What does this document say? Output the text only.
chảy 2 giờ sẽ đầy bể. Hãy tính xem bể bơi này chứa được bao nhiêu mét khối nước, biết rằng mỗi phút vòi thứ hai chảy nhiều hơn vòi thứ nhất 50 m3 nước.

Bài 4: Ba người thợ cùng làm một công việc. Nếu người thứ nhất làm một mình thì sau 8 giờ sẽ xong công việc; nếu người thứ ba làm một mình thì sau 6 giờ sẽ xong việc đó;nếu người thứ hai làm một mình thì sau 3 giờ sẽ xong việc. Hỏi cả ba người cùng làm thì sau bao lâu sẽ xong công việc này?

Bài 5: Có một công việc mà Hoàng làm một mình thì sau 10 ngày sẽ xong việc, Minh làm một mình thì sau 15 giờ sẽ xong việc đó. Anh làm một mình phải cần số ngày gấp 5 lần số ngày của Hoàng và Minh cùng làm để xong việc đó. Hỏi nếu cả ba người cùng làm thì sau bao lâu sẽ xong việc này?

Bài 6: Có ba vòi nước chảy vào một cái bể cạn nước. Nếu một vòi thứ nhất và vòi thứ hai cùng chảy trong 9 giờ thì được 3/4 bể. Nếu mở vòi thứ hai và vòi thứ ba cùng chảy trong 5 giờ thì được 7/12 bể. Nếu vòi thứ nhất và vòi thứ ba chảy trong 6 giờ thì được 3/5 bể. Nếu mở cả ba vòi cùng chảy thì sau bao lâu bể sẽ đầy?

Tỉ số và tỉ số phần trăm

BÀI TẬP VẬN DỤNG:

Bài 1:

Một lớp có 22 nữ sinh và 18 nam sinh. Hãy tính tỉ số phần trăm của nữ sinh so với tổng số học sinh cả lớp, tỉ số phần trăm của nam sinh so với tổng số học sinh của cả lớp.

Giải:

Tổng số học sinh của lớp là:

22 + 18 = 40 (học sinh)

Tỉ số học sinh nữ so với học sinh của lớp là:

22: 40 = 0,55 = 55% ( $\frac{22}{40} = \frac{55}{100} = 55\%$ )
◇ ◇ ◇ ◇ ◇
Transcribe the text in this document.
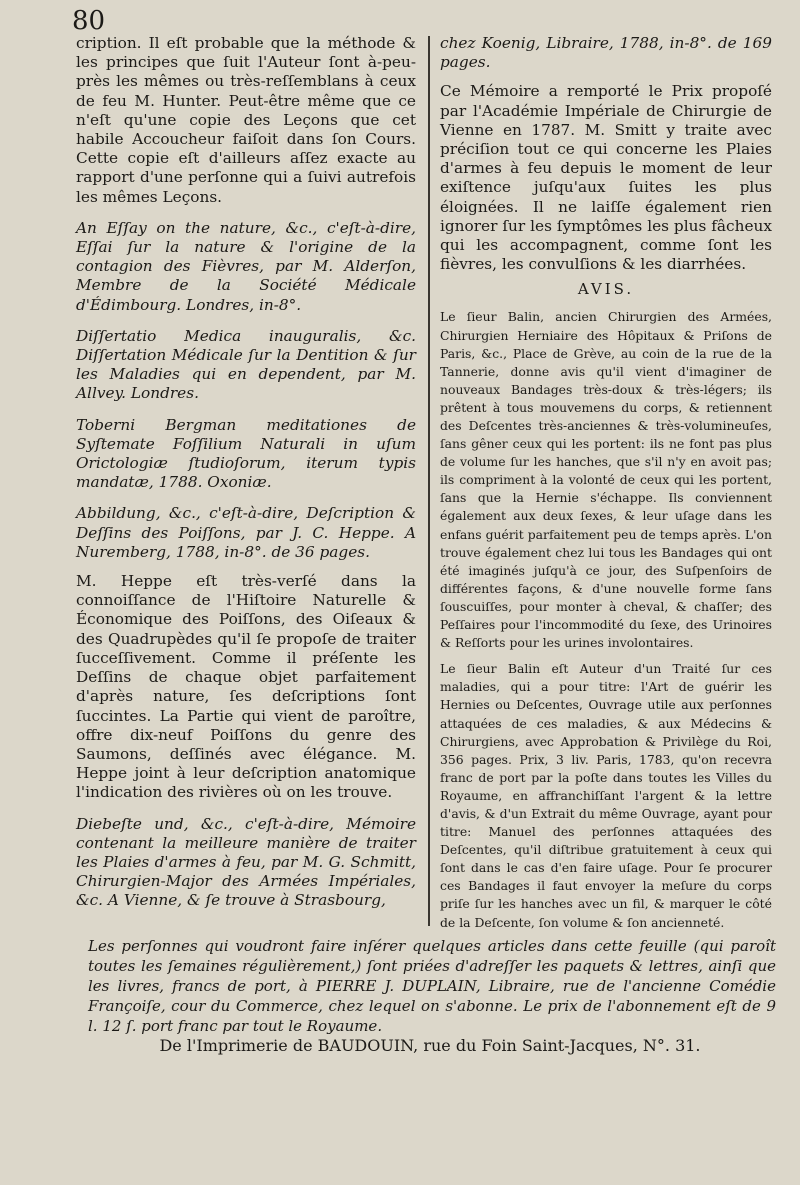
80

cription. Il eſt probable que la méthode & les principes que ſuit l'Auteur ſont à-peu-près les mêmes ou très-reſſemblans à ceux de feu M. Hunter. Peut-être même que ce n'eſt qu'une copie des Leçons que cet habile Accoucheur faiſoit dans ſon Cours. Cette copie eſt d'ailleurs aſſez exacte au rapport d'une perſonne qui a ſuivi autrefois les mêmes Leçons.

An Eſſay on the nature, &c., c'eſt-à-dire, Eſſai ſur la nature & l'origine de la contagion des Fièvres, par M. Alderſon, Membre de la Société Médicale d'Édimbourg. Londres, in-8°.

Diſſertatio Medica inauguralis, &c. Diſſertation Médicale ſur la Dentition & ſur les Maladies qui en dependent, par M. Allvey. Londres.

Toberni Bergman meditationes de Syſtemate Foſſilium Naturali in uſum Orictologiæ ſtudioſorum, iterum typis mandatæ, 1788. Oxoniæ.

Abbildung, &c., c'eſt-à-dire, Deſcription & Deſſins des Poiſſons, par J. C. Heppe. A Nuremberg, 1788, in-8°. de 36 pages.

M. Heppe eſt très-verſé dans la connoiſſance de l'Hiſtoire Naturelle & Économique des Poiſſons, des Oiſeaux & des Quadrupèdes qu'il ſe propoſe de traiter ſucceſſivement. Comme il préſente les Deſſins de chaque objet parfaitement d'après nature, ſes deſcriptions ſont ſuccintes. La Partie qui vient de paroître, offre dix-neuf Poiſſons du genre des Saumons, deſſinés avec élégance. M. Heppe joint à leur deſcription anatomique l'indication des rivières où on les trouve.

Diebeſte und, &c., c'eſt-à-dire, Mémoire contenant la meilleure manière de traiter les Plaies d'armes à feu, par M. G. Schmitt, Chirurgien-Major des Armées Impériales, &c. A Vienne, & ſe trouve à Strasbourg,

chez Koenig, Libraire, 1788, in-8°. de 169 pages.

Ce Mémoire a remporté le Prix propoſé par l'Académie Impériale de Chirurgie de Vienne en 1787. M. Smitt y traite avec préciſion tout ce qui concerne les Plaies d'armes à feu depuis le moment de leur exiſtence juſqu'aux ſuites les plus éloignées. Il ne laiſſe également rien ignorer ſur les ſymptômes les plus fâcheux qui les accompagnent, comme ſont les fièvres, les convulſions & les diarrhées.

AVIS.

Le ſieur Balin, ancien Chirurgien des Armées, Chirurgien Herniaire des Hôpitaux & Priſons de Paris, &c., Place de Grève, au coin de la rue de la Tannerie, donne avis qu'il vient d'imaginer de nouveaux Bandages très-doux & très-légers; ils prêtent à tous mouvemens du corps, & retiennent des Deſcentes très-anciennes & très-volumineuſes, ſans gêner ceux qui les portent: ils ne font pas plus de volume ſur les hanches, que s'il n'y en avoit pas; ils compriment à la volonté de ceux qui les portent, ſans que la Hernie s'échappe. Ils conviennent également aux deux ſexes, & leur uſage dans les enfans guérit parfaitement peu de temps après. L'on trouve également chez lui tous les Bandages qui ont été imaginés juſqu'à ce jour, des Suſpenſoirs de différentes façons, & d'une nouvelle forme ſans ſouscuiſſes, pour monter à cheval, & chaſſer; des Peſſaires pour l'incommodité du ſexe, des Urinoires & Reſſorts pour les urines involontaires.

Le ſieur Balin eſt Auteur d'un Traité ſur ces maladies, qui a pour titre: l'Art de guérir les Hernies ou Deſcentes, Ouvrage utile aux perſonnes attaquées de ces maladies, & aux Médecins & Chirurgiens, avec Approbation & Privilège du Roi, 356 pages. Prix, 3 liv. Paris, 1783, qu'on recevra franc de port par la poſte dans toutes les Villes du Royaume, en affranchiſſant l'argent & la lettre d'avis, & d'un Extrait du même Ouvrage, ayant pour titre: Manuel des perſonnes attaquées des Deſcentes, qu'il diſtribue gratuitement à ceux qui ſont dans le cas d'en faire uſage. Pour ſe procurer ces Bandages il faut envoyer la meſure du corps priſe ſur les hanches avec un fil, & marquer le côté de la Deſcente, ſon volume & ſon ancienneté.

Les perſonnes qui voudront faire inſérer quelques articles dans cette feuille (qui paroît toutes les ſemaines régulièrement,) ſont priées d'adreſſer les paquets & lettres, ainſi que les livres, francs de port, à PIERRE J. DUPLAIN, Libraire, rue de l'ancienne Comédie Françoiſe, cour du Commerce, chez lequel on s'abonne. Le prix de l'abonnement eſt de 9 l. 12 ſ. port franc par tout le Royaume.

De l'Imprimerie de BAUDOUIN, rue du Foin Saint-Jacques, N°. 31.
◇ ◇ ◇ ◇ ◇
Stated exercise: Filter the listing for the word "document" and copy every line that holds it.

The completed task:
What does this document say? Output the text only.
Transcribe the text in this document.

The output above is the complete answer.